To be done:
Omit all pictures, then retype the data exactly as given.

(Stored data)
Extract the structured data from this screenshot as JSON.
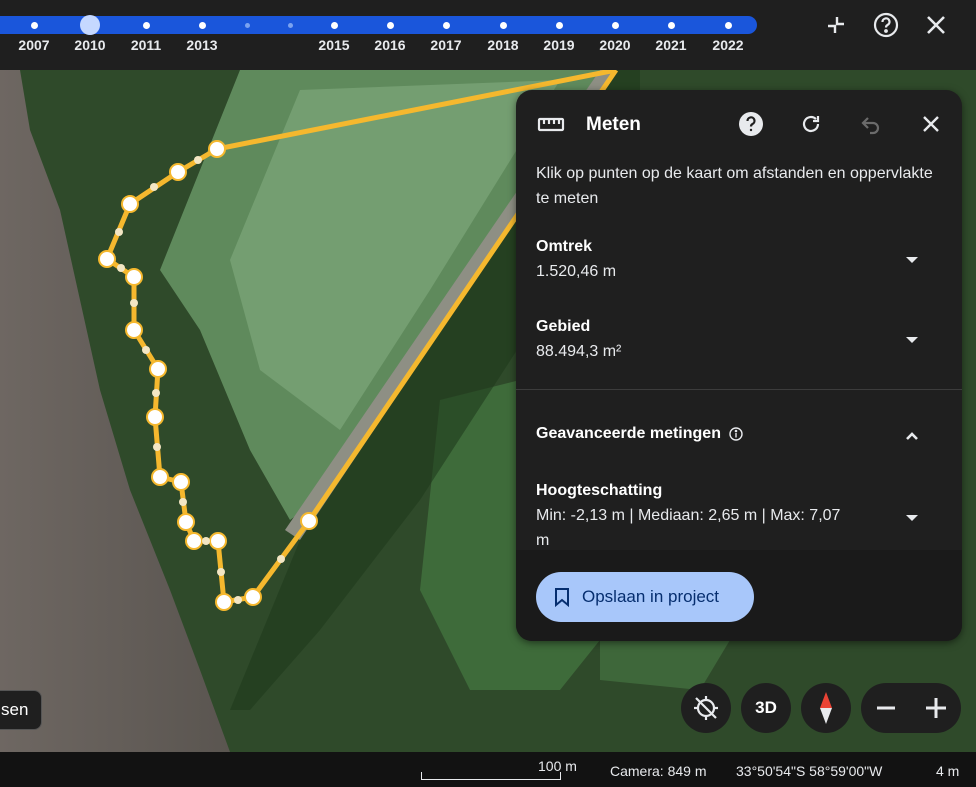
{
  "timeline": {
    "years": [
      "2007",
      "2010",
      "2011",
      "2013",
      "2015",
      "2016",
      "2017",
      "2018",
      "2019",
      "2020",
      "2021",
      "2022"
    ],
    "selected_year": "2010"
  },
  "top_icons": [
    "collapse-icon",
    "help-icon",
    "close-icon"
  ],
  "panel": {
    "title": "Meten",
    "instructions": "Klik op punten op de kaart om afstanden en oppervlakte te meten",
    "perimeter_label": "Omtrek",
    "perimeter_value": "1.520,46 m",
    "area_label": "Gebied",
    "area_value": "88.494,3 m²",
    "advanced_label": "Geavanceerde metingen",
    "height_label": "Hoogteschatting",
    "height_value": "Min: -2,13 m | Mediaan: 2,65 m | Max: 7,07 m",
    "save_button": "Opslaan in project"
  },
  "controls": {
    "three_d": "3D",
    "layer_button": "sen"
  },
  "status": {
    "scale": "100 m",
    "camera": "Camera: 849 m",
    "coordinates": "33°50'54\"S 58°59'00\"W",
    "elevation": "4 m"
  },
  "colors": {
    "accent": "#1a56db",
    "path": "#f5b82e",
    "save_button_bg": "#a8c7fa"
  }
}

Answer to this task:
Extract the structured data from this screenshot as JSON.
{
  "timeline": {
    "years": [
      "2007",
      "2010",
      "2011",
      "2013",
      "2015",
      "2016",
      "2017",
      "2018",
      "2019",
      "2020",
      "2021",
      "2022"
    ],
    "selected_year": "2010"
  },
  "top_icons": [
    "collapse-icon",
    "help-icon",
    "close-icon"
  ],
  "panel": {
    "title": "Meten",
    "instructions": "Klik op punten op de kaart om afstanden en oppervlakte te meten",
    "perimeter_label": "Omtrek",
    "perimeter_value": "1.520,46 m",
    "area_label": "Gebied",
    "area_value": "88.494,3 m²",
    "advanced_label": "Geavanceerde metingen",
    "height_label": "Hoogteschatting",
    "height_value": "Min: -2,13 m | Mediaan: 2,65 m | Max: 7,07 m",
    "save_button": "Opslaan in project"
  },
  "controls": {
    "three_d": "3D",
    "layer_button": "sen"
  },
  "status": {
    "scale": "100 m",
    "camera": "Camera: 849 m",
    "coordinates": "33°50'54\"S 58°59'00\"W",
    "elevation": "4 m"
  },
  "colors": {
    "accent": "#1a56db",
    "path": "#f5b82e",
    "save_button_bg": "#a8c7fa"
  }
}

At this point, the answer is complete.